* **TO DO**
Transcribe each line of the material as it is, and drop any picture.

* **SUPPLIED RECORDS**

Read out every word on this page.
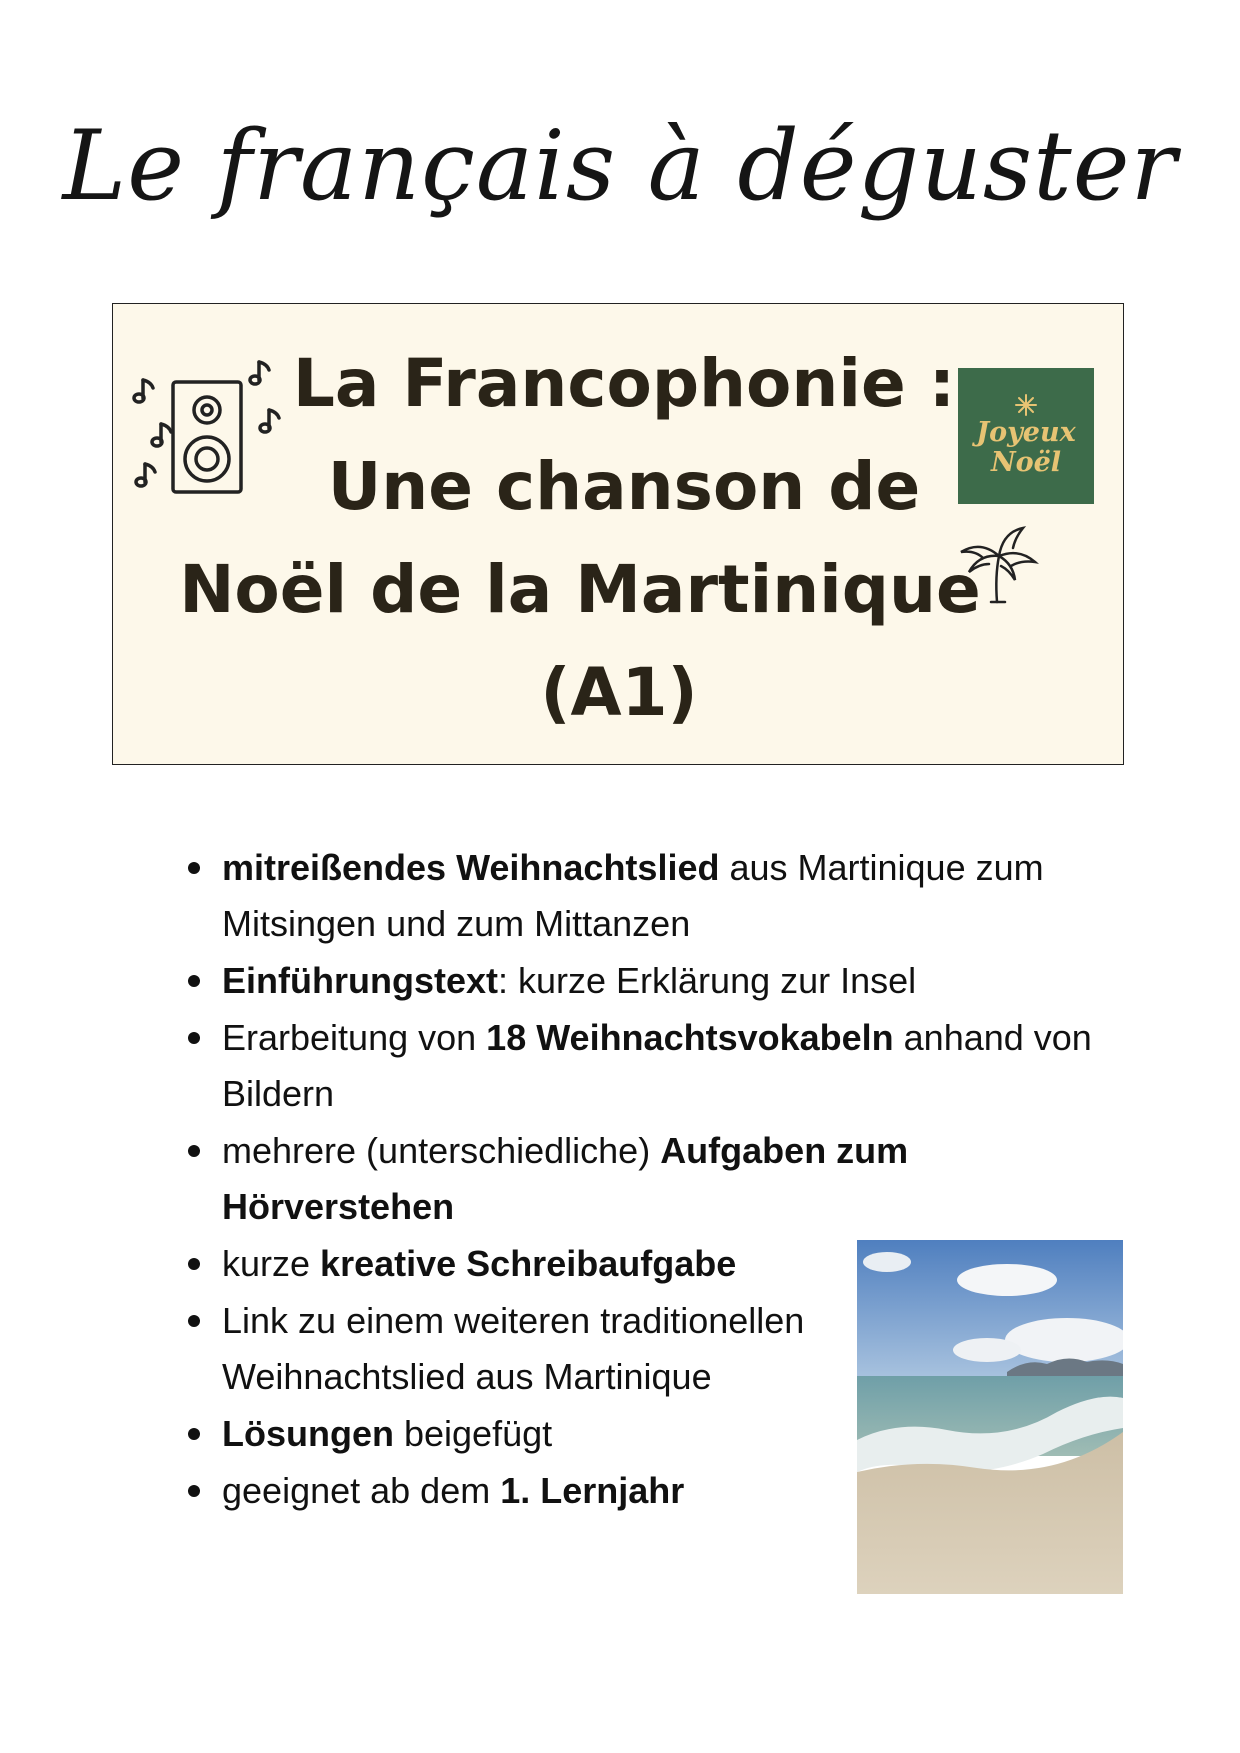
Le français à déguster
La Francophonie :
Une chanson de
Noël de la Martinique
(A1)
Joyeux
Noël
mitreißendes Weihnachtslied aus Martinique zum Mitsingen und zum Mittanzen
Einführungstext: kurze Erklärung zur Insel
Erarbeitung von 18 Weihnachtsvokabeln anhand von Bildern
mehrere (unterschiedliche) Aufgaben zum Hörverstehen
kurze kreative Schreibaufgabe
Link zu einem weiteren traditionellen Weihnachtslied aus Martinique
Lösungen beigefügt
geeignet ab dem 1. Lernjahr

* **EXERCISE ANSWER**
Read out every word on this page.
Le français à déguster
La Francophonie :
Une chanson de
Noël de la Martinique
(A1)
Joyeux
Noël
mitreißendes Weihnachtslied aus Martinique zum Mitsingen und zum Mittanzen
Einführungstext: kurze Erklärung zur Insel
Erarbeitung von 18 Weihnachtsvokabeln anhand von Bildern
mehrere (unterschiedliche) Aufgaben zum Hörverstehen
kurze kreative Schreibaufgabe
Link zu einem weiteren traditionellen Weihnachtslied aus Martinique
Lösungen beigefügt
geeignet ab dem 1. Lernjahr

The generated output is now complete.